_Page text entries_.
◇ ◇ ◇ ◇ ◇ ◇ ◇
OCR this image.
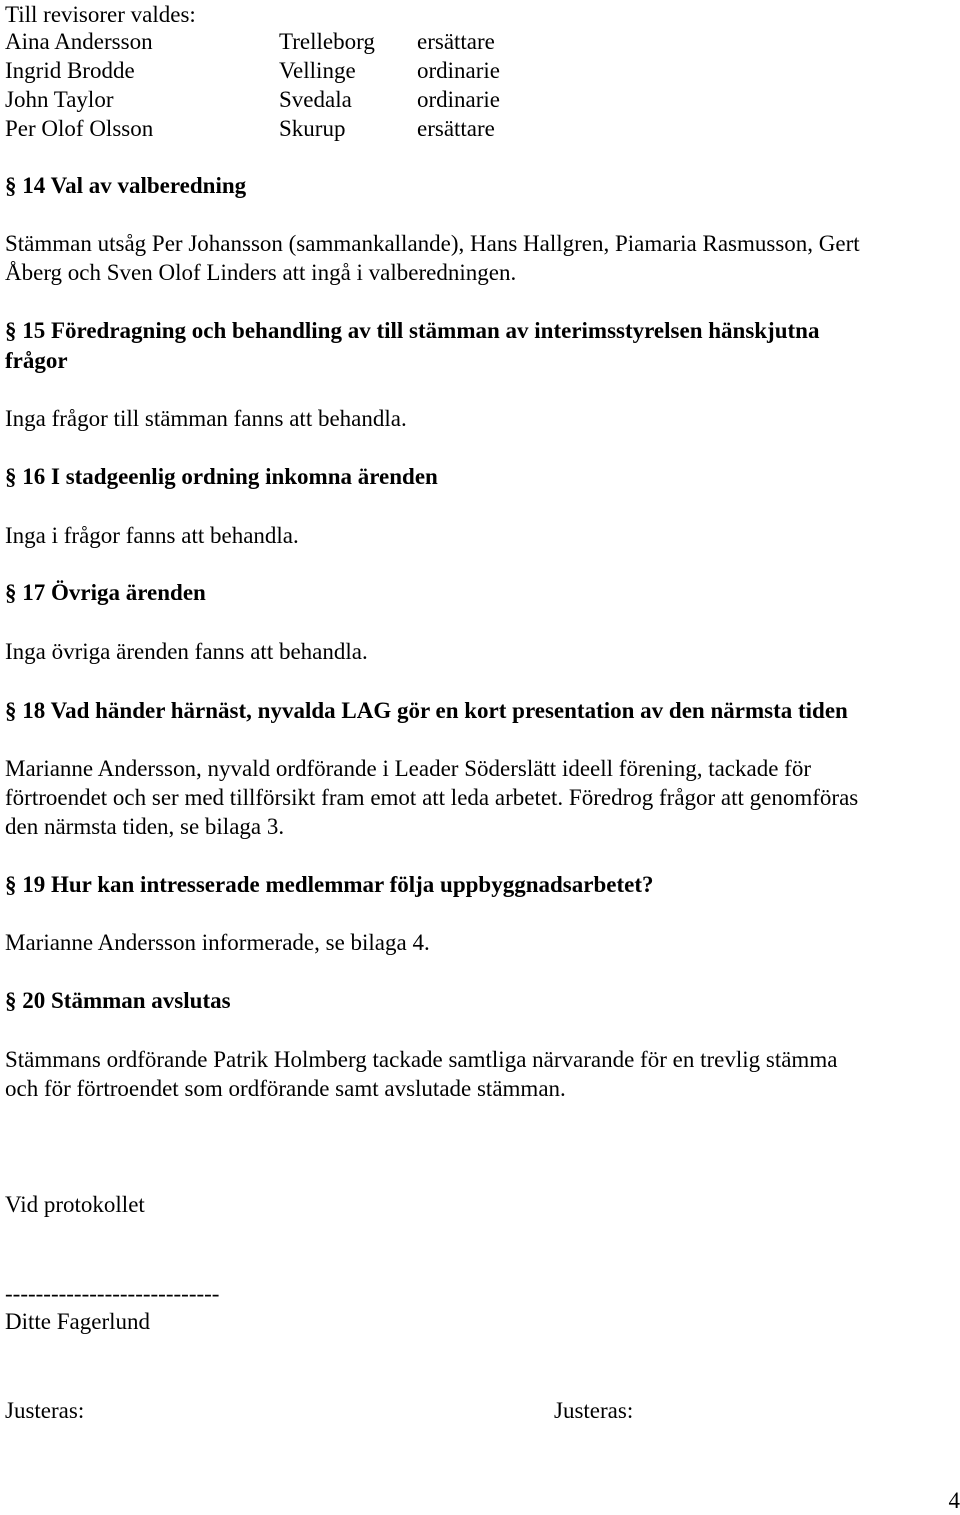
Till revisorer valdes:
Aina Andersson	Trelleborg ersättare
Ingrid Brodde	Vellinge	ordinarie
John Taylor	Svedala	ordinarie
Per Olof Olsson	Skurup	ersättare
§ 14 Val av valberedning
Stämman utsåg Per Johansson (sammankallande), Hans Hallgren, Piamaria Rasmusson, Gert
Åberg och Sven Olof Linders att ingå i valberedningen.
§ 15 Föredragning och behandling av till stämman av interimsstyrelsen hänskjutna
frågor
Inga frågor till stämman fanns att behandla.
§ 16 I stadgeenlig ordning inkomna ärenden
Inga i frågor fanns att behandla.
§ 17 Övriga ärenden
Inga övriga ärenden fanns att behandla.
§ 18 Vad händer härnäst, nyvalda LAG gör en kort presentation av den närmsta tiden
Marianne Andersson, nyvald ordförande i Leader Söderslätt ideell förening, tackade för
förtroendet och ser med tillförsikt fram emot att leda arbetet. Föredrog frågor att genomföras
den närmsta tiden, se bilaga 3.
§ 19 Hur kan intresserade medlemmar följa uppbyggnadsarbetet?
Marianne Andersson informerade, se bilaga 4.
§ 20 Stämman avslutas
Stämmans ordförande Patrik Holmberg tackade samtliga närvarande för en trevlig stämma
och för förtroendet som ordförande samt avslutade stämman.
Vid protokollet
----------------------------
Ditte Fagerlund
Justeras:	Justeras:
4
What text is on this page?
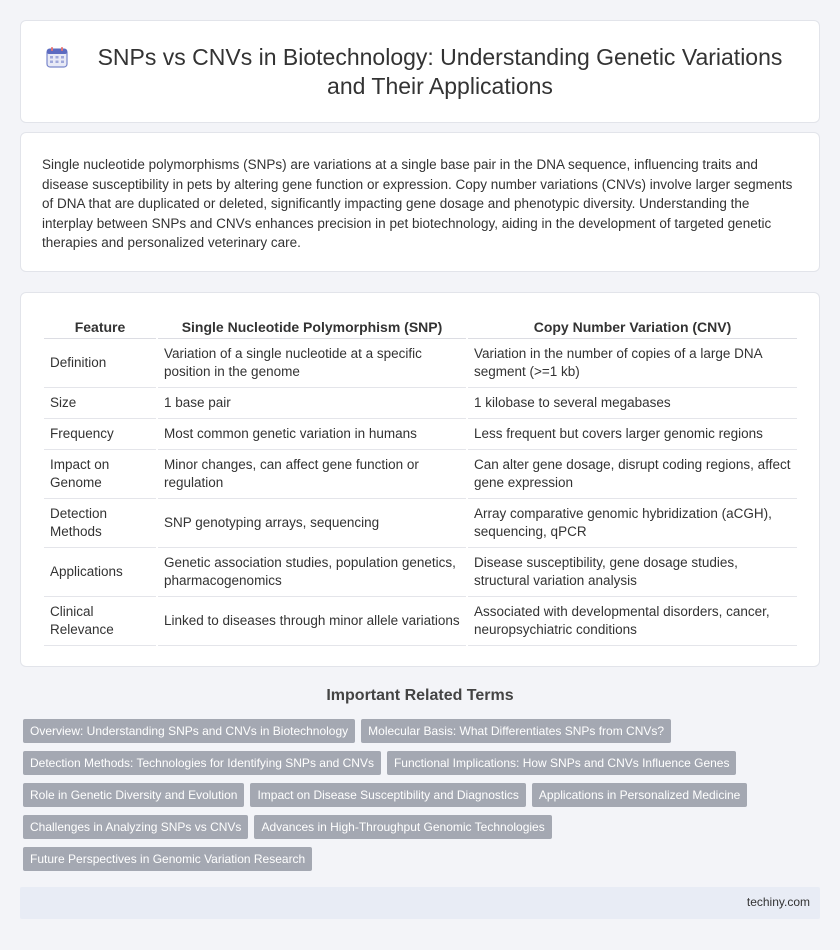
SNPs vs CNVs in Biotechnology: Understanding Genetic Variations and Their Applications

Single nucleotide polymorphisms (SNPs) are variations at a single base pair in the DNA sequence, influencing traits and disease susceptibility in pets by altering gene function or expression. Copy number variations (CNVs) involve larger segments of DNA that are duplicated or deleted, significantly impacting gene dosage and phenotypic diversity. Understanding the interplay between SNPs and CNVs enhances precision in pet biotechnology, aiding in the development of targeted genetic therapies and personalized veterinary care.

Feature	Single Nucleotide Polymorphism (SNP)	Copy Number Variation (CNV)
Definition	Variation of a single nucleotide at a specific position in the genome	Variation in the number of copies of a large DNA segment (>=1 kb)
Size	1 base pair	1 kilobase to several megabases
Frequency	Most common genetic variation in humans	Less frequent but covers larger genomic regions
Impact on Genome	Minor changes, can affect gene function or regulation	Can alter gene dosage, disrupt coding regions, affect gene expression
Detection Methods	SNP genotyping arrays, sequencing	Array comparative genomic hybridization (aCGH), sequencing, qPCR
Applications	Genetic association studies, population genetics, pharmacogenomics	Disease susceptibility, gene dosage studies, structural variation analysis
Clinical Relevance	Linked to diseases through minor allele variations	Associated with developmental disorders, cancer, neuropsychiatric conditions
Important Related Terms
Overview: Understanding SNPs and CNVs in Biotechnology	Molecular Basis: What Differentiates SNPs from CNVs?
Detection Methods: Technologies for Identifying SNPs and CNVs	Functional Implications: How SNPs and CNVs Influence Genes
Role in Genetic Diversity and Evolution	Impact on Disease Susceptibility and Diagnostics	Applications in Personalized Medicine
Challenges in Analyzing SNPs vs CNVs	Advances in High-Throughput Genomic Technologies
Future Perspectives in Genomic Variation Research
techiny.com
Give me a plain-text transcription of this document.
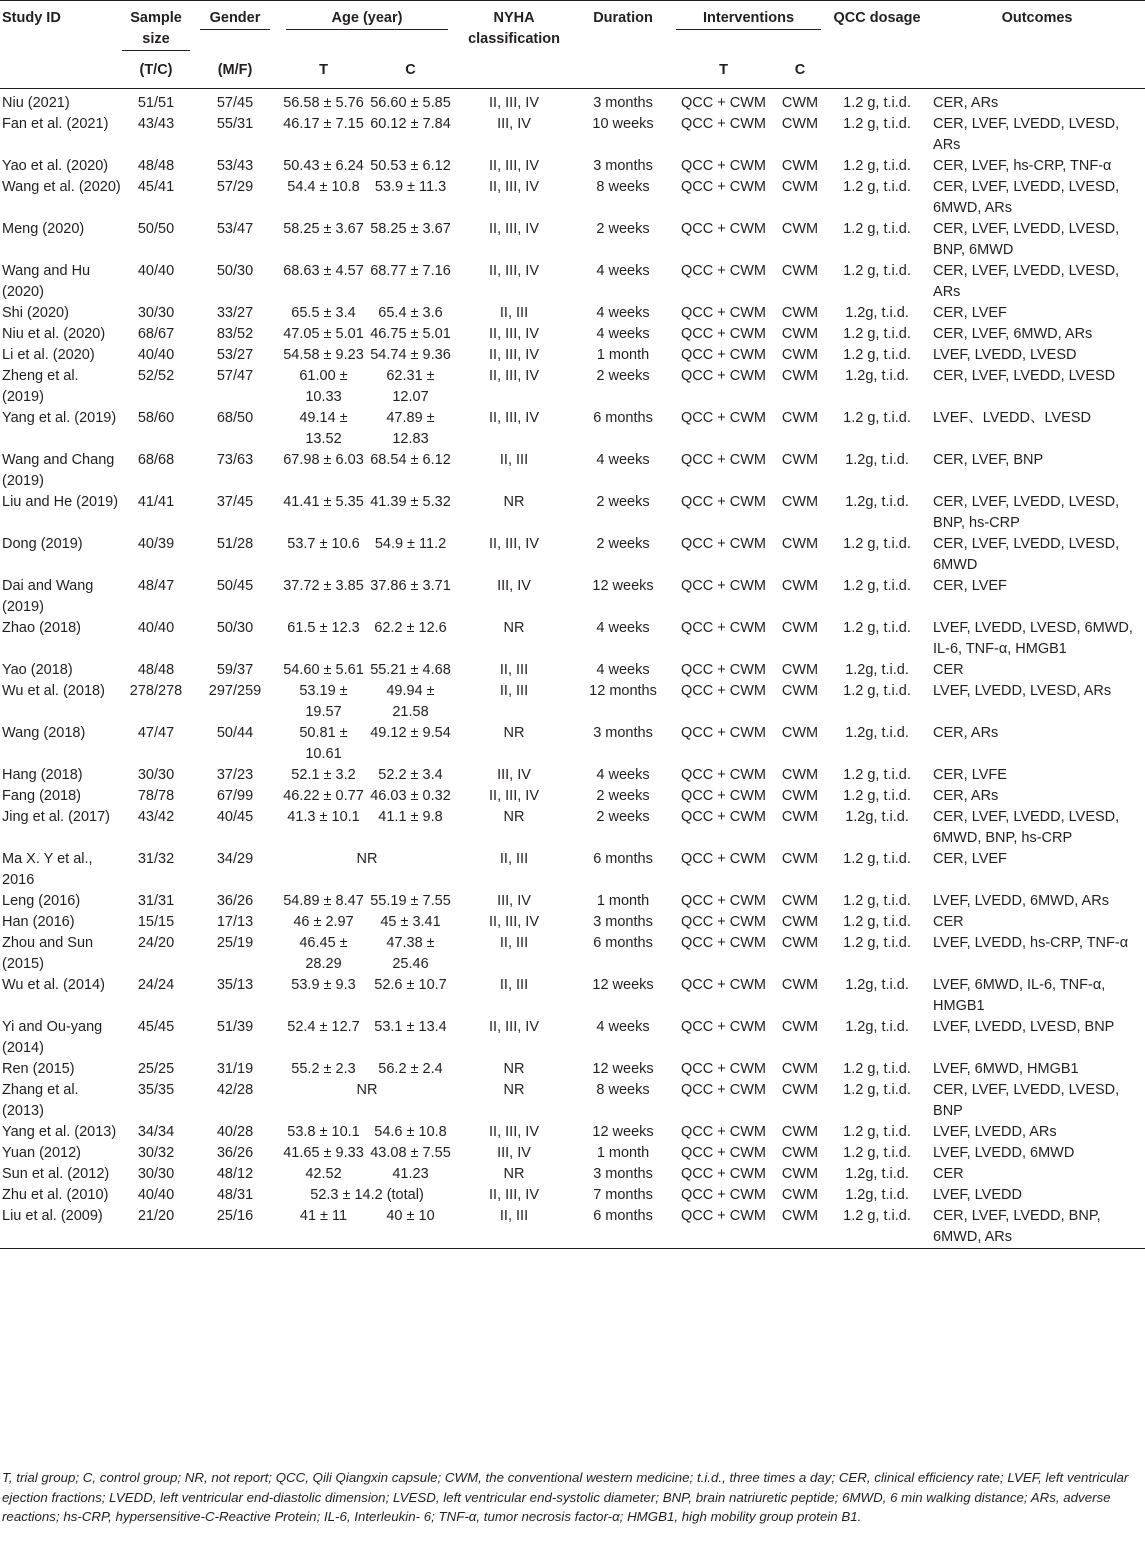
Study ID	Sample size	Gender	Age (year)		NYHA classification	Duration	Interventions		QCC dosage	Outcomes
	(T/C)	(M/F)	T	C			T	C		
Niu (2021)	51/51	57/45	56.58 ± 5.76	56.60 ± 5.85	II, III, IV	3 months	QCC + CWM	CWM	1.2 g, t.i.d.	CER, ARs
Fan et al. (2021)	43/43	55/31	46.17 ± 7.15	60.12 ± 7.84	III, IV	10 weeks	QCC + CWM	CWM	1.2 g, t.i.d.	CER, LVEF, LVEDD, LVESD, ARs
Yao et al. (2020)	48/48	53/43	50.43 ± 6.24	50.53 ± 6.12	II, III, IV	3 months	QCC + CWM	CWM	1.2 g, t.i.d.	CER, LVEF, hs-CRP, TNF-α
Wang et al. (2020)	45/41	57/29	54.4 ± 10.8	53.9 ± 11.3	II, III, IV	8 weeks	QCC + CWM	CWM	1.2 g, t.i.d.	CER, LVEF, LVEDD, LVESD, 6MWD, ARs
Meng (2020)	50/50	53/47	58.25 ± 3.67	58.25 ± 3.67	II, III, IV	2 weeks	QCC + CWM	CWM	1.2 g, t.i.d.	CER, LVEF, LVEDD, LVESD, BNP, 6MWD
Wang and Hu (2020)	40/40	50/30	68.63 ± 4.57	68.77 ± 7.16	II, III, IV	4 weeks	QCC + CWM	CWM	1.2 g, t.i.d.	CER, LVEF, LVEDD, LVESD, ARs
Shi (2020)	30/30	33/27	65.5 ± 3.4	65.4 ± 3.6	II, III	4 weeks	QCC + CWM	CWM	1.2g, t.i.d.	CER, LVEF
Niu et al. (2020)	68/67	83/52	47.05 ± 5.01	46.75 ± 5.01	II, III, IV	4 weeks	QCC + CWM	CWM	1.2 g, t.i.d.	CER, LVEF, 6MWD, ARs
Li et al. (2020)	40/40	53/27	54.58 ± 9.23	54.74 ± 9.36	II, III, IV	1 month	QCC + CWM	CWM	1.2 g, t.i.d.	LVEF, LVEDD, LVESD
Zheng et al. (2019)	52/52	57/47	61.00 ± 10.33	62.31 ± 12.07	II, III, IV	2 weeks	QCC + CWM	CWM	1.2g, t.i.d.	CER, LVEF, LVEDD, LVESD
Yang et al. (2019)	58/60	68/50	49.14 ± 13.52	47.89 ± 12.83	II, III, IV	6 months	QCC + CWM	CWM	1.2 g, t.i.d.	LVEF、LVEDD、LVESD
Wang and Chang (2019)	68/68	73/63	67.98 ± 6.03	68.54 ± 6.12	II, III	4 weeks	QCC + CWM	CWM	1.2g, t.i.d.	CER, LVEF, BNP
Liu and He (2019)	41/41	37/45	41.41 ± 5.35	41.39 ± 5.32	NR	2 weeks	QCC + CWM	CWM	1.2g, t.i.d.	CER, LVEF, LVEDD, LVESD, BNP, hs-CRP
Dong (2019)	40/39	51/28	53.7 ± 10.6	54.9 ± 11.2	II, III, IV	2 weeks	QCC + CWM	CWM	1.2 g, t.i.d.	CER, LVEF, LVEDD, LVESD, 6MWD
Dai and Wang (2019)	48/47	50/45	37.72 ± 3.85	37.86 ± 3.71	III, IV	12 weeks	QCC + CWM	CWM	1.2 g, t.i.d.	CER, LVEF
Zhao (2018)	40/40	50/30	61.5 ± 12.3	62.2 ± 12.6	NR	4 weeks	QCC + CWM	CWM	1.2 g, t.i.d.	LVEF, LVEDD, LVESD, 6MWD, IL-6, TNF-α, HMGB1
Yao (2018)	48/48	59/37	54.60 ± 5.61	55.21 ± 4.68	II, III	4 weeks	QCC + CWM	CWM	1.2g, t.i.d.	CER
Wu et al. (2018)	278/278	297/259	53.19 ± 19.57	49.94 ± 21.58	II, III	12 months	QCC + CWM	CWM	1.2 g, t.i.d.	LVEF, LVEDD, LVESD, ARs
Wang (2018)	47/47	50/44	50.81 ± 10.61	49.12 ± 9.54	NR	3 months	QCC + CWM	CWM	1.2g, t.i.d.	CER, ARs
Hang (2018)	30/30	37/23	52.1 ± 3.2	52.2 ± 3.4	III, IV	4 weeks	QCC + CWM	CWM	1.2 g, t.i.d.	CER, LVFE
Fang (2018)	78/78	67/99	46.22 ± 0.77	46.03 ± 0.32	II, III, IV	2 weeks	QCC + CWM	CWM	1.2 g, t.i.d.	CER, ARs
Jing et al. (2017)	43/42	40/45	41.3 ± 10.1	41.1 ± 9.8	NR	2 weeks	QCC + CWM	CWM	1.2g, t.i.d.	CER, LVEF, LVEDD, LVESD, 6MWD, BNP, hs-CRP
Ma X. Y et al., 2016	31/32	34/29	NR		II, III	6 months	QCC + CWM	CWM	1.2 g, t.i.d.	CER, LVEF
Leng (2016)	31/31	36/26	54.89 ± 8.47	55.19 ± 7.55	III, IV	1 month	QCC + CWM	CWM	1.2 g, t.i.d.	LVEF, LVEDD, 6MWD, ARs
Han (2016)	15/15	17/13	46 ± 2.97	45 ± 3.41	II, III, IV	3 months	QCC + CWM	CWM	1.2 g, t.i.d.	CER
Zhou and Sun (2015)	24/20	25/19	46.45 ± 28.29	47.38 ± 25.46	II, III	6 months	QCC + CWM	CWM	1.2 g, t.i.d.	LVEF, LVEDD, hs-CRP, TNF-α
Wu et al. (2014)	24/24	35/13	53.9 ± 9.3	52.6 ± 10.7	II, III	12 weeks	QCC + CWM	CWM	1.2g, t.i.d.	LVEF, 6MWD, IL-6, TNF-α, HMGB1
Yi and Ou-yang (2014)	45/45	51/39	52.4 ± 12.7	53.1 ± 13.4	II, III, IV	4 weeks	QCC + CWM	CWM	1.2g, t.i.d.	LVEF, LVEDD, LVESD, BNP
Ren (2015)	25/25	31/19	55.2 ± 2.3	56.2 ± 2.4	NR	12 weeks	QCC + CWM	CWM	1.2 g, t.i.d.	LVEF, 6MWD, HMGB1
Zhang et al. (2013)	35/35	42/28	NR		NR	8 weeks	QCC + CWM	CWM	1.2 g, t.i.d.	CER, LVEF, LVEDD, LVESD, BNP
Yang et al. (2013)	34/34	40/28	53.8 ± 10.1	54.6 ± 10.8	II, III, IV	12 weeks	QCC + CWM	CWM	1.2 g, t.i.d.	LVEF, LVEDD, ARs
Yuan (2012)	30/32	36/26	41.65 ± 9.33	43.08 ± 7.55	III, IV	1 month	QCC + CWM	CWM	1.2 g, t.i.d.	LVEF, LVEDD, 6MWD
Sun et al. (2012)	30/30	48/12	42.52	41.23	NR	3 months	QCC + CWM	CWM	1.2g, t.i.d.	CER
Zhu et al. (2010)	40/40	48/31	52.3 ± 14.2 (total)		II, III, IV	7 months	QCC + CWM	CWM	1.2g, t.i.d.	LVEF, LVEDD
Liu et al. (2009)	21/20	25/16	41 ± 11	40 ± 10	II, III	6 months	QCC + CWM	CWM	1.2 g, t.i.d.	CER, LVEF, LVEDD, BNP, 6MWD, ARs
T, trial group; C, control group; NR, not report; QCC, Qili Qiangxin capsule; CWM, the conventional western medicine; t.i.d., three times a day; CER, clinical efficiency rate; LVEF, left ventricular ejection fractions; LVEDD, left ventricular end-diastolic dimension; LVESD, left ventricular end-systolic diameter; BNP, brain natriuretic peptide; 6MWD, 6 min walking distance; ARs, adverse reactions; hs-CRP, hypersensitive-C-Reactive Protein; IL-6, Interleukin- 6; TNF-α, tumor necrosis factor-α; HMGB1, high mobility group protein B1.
◇ ◇ ◇ ◇ ◇ ◇ ◇
_Exercise details_.
Each line holding the word "months" must be pulled from the records.

_Exercise result_.
Niu (2021)	51/51	57/45	56.58 ± 5.76	56.60 ± 5.85	II, III, IV	3 months	QCC + CWM	CWM	1.2 g, t.i.d.	CER, ARs
Yao et al. (2020)	48/48	53/43	50.43 ± 6.24	50.53 ± 6.12	II, III, IV	3 months	QCC + CWM	CWM	1.2 g, t.i.d.	CER, LVEF, hs-CRP, TNF-α
Yang et al. (2019)	58/60	68/50	49.14 ± 13.52	47.89 ± 12.83	II, III, IV	6 months	QCC + CWM	CWM	1.2 g, t.i.d.	LVEF、LVEDD、LVESD
Wu et al. (2018)	278/278	297/259	53.19 ± 19.57	49.94 ± 21.58	II, III	12 months	QCC + CWM	CWM	1.2 g, t.i.d.	LVEF, LVEDD, LVESD, ARs
Wang (2018)	47/47	50/44	50.81 ± 10.61	49.12 ± 9.54	NR	3 months	QCC + CWM	CWM	1.2g, t.i.d.	CER, ARs
Ma X. Y et al., 2016	31/32	34/29	NR		II, III	6 months	QCC + CWM	CWM	1.2 g, t.i.d.	CER, LVEF
Han (2016)	15/15	17/13	46 ± 2.97	45 ± 3.41	II, III, IV	3 months	QCC + CWM	CWM	1.2 g, t.i.d.	CER
Zhou and Sun (2015)	24/20	25/19	46.45 ± 28.29	47.38 ± 25.46	II, III	6 months	QCC + CWM	CWM	1.2 g, t.i.d.	LVEF, LVEDD, hs-CRP, TNF-α
Sun et al. (2012)	30/30	48/12	42.52	41.23	NR	3 months	QCC + CWM	CWM	1.2g, t.i.d.	CER
Zhu et al. (2010)	40/40	48/31	52.3 ± 14.2 (total)		II, III, IV	7 months	QCC + CWM	CWM	1.2g, t.i.d.	LVEF, LVEDD
Liu et al. (2009)	21/20	25/16	41 ± 11	40 ± 10	II, III	6 months	QCC + CWM	CWM	1.2 g, t.i.d.	CER, LVEF, LVEDD, BNP, 6MWD, ARs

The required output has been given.